═══ Records supplied

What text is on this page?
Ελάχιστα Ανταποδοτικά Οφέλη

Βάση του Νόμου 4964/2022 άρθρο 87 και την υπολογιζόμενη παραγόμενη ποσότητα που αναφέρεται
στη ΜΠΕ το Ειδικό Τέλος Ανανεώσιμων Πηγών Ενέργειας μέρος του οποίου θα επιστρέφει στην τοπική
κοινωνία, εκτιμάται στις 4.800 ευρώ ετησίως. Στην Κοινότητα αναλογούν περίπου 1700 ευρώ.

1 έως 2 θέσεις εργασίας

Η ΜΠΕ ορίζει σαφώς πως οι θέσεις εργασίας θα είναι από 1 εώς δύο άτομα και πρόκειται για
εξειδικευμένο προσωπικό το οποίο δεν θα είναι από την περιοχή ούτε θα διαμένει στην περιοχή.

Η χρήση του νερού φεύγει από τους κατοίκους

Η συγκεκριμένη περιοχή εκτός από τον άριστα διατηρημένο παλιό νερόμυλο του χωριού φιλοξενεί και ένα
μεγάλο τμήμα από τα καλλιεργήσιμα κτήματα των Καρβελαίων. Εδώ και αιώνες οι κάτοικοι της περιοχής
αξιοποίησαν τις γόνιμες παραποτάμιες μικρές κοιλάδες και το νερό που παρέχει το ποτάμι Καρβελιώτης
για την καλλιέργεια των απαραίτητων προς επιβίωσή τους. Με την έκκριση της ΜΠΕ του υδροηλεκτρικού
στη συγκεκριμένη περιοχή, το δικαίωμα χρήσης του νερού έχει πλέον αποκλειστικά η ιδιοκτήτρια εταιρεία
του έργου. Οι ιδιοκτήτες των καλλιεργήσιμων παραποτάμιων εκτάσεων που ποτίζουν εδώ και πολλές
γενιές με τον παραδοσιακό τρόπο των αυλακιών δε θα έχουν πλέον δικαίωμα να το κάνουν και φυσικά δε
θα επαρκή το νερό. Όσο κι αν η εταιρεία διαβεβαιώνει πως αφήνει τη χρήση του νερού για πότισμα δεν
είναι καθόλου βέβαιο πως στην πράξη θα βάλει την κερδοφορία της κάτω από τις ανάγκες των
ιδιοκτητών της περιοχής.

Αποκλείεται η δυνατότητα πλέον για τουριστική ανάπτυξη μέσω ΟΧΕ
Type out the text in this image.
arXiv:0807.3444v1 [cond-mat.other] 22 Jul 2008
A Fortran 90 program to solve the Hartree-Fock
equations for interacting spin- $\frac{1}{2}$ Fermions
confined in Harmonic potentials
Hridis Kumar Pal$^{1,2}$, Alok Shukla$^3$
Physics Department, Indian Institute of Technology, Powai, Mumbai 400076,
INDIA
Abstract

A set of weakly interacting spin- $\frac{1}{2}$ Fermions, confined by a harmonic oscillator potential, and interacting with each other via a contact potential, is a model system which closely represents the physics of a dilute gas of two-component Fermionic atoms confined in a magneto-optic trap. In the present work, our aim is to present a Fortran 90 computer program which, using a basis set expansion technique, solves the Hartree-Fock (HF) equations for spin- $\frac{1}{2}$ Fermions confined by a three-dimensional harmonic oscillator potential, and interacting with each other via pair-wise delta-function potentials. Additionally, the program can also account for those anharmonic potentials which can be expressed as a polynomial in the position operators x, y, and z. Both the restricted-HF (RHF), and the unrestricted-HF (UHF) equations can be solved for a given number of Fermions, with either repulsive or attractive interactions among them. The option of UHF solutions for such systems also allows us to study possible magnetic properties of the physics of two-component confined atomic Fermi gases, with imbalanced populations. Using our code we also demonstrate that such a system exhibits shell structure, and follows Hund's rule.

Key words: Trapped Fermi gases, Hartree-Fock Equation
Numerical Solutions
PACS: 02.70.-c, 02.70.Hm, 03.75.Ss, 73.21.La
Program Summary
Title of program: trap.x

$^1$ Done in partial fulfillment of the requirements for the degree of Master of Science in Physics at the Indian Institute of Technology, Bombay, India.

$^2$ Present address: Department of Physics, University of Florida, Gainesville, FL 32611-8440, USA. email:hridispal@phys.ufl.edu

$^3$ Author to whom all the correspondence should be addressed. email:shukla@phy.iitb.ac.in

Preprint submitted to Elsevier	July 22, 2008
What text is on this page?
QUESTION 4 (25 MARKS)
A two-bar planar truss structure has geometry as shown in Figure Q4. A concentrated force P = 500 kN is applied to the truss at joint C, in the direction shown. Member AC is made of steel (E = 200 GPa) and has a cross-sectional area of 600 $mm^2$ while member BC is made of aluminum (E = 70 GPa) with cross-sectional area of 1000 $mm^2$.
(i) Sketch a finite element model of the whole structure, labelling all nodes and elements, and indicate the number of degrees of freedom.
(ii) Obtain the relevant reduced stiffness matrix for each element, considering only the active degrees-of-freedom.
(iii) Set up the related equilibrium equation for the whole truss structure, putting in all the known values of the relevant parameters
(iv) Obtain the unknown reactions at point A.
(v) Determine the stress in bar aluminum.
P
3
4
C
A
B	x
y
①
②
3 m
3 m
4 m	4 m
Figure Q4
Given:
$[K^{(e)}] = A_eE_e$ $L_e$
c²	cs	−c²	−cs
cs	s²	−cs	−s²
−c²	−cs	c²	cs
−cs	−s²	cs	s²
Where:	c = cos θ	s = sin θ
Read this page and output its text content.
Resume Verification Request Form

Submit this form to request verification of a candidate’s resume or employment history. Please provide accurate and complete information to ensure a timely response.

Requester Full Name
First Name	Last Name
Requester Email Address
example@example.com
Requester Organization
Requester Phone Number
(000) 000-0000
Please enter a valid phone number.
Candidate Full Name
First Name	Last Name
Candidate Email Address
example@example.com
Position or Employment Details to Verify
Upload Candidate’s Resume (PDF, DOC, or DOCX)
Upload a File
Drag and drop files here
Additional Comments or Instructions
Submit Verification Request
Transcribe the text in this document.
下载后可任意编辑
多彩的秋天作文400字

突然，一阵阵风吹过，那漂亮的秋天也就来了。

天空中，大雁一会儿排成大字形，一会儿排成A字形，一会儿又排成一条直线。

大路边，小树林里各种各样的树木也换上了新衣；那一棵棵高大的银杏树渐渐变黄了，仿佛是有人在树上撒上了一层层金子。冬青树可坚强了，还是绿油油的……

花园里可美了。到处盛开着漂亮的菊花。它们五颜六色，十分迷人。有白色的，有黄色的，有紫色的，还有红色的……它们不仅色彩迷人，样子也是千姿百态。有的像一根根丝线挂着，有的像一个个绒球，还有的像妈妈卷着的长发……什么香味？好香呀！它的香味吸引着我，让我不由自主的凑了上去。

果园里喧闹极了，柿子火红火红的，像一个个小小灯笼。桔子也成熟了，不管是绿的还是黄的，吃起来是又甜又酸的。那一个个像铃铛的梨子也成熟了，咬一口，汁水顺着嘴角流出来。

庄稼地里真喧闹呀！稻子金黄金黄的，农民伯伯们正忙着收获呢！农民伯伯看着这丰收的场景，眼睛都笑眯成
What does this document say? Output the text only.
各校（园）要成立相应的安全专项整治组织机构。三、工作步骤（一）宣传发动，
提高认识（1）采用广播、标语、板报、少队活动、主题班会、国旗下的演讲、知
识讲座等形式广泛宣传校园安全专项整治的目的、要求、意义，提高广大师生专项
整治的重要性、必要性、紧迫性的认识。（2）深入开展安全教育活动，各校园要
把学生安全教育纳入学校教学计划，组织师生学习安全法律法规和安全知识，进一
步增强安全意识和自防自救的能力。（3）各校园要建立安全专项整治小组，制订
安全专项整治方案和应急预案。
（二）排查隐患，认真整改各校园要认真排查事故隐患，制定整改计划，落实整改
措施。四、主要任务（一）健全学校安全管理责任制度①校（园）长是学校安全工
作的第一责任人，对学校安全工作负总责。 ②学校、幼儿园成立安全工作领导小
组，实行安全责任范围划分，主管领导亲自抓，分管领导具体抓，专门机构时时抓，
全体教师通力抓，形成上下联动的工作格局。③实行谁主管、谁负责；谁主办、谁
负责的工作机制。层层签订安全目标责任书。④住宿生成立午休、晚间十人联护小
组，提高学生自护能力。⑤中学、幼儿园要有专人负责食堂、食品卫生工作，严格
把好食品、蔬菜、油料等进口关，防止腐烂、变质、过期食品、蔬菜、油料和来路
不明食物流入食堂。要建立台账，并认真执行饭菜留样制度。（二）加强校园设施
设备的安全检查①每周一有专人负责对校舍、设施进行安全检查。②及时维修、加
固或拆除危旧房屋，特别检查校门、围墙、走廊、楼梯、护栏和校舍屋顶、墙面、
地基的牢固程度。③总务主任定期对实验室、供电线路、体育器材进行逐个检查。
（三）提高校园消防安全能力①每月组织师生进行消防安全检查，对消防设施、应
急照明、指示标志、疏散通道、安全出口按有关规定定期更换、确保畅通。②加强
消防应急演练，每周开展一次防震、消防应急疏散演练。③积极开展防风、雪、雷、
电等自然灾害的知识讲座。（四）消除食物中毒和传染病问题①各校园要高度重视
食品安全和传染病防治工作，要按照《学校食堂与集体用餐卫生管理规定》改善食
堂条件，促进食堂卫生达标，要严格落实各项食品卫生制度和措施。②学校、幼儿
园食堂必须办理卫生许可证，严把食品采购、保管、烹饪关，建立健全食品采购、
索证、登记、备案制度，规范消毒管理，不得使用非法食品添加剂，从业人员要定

══════

> **Work instructions**:
Filter the listing for the word "περιοχής" and copy every line that holds it.

> **Solution to this exercise**:
μεγάλο τμήμα από τα καλλιεργήσιμα κτήματα των Καρβελαίων. Εδώ και αιώνες οι κάτοικοι της περιοχής
ιδιοκτητών της περιοχής.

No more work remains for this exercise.